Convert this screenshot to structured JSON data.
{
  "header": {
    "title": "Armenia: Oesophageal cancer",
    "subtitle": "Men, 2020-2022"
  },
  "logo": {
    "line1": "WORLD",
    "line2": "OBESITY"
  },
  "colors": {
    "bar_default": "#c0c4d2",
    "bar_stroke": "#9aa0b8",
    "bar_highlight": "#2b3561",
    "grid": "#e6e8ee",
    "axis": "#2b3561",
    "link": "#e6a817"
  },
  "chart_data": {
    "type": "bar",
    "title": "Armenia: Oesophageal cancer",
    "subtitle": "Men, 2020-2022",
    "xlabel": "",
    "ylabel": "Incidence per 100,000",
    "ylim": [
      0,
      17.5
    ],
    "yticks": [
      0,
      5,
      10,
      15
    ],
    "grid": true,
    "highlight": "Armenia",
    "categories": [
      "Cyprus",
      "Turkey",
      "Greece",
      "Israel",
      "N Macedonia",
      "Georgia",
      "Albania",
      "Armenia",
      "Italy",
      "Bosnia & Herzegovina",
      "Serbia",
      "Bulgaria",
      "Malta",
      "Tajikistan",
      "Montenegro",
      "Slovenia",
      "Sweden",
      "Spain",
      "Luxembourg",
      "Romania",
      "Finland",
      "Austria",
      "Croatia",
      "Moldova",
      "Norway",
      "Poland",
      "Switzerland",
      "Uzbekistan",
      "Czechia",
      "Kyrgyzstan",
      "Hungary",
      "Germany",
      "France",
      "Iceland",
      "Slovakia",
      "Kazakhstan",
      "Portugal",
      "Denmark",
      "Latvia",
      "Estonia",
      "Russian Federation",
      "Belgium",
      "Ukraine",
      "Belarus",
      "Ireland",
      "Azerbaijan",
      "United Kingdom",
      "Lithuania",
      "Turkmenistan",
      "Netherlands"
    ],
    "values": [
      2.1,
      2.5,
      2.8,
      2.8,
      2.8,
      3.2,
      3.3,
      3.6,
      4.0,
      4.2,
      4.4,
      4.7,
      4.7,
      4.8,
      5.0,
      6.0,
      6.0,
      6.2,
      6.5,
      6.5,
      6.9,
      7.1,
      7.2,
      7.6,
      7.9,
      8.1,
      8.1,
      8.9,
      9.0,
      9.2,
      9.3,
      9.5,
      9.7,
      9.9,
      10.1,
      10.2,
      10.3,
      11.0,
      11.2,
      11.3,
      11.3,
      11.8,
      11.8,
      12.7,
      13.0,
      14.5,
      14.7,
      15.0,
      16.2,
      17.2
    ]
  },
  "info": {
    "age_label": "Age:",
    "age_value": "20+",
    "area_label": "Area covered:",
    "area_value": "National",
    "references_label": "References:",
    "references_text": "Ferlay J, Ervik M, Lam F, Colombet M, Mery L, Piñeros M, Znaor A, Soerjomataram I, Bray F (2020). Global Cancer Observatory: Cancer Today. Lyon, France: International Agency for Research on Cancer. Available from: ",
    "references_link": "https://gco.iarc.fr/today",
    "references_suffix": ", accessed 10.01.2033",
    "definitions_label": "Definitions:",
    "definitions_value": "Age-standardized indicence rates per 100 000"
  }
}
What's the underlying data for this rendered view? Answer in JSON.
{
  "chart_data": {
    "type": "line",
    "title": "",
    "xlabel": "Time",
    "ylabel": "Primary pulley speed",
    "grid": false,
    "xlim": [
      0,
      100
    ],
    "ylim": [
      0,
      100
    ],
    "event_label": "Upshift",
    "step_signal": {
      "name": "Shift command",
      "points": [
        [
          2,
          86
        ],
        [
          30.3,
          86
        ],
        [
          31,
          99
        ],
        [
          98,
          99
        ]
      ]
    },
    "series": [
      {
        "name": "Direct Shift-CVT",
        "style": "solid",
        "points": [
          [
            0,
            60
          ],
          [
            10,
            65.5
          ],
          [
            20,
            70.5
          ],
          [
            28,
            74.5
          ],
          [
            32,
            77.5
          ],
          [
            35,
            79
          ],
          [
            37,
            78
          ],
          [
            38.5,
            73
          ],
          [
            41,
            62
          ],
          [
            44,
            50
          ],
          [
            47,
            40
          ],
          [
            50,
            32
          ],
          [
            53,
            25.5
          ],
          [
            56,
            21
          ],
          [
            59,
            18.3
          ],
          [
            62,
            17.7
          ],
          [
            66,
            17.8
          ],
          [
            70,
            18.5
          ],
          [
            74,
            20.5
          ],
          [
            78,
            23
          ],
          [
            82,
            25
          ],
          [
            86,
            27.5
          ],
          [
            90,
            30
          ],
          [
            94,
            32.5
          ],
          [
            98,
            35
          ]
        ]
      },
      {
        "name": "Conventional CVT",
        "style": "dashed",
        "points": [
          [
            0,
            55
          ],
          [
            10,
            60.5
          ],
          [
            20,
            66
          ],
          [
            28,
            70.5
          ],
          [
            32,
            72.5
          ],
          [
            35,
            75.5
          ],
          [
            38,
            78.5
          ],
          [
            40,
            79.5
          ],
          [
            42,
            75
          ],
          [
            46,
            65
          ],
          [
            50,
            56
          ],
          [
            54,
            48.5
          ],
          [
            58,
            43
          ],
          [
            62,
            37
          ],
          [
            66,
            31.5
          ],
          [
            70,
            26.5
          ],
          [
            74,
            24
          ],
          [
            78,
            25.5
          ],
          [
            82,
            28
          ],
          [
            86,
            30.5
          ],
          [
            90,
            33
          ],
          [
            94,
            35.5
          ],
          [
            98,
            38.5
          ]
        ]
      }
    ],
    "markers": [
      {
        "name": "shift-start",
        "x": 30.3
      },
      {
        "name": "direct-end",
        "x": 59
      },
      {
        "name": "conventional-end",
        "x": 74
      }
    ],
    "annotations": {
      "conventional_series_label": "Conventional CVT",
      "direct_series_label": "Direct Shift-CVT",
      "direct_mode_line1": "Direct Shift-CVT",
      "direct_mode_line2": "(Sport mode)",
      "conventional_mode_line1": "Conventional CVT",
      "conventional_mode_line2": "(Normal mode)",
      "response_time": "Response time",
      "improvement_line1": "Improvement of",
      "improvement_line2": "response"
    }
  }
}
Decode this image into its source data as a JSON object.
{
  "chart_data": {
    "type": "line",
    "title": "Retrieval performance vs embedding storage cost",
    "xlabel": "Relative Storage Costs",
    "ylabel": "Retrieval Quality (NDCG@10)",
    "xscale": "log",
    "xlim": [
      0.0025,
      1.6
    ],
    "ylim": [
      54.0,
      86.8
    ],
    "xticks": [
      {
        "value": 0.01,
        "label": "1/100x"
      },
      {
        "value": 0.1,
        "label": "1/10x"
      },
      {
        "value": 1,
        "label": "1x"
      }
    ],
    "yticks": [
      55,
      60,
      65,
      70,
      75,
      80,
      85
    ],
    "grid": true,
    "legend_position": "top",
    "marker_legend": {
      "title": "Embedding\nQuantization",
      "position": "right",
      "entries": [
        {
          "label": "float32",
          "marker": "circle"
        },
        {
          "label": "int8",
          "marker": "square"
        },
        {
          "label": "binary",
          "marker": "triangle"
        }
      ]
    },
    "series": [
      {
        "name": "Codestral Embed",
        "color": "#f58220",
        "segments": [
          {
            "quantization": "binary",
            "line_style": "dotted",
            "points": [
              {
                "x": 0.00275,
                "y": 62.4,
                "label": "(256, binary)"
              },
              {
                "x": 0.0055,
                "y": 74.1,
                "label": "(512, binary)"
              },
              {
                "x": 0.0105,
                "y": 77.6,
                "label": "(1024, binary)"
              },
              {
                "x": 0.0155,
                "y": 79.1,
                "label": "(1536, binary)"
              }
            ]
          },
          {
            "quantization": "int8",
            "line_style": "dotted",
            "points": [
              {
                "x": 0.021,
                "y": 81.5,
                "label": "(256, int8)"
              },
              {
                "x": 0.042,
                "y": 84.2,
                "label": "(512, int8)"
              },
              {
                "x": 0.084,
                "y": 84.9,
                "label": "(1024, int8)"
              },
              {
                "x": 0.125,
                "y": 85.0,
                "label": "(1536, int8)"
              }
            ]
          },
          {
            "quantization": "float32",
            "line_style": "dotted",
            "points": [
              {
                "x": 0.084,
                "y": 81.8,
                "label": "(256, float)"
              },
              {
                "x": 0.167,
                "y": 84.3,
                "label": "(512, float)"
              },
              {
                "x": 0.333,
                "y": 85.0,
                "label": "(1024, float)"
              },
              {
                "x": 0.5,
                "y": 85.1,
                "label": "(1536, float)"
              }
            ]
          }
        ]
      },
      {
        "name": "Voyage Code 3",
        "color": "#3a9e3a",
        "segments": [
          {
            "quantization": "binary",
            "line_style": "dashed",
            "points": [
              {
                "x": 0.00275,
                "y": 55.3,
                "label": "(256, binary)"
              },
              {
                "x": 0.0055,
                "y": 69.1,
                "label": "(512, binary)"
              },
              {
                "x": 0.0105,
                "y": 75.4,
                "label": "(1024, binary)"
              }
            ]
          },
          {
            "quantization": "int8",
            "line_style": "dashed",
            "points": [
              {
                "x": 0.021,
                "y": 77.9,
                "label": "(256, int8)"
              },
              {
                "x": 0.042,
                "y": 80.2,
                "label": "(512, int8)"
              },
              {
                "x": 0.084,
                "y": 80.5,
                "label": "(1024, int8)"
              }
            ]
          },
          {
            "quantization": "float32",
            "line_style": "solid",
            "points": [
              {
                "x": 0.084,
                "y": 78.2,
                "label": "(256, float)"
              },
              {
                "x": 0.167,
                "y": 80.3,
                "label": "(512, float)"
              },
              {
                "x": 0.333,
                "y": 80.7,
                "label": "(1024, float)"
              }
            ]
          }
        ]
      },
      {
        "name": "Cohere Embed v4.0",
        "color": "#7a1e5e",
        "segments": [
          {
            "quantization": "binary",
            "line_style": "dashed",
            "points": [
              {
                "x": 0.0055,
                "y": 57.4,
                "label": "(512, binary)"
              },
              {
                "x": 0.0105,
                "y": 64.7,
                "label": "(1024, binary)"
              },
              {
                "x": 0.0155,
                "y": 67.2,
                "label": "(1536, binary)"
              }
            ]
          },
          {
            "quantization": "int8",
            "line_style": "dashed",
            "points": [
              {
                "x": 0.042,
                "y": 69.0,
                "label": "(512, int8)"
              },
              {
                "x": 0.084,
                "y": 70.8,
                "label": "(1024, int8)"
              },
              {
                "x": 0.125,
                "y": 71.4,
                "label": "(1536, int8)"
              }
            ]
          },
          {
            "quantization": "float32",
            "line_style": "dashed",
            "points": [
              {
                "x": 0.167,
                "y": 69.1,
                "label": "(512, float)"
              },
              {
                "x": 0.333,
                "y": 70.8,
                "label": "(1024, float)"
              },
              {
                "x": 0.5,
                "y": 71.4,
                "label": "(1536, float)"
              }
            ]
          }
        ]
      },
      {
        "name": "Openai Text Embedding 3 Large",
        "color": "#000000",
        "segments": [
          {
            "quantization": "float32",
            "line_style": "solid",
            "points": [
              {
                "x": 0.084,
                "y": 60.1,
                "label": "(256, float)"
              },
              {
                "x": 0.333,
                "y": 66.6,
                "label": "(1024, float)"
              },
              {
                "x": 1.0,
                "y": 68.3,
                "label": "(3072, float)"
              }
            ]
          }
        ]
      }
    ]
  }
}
• • • •
● **THE PROBLEM**:
Copy every line of the entries above in which "grid" occurs.

● **WRITTEN ANSWER**:
    "grid": "#e6e8ee",
    "grid": true,
    "grid": false,
    "grid": true,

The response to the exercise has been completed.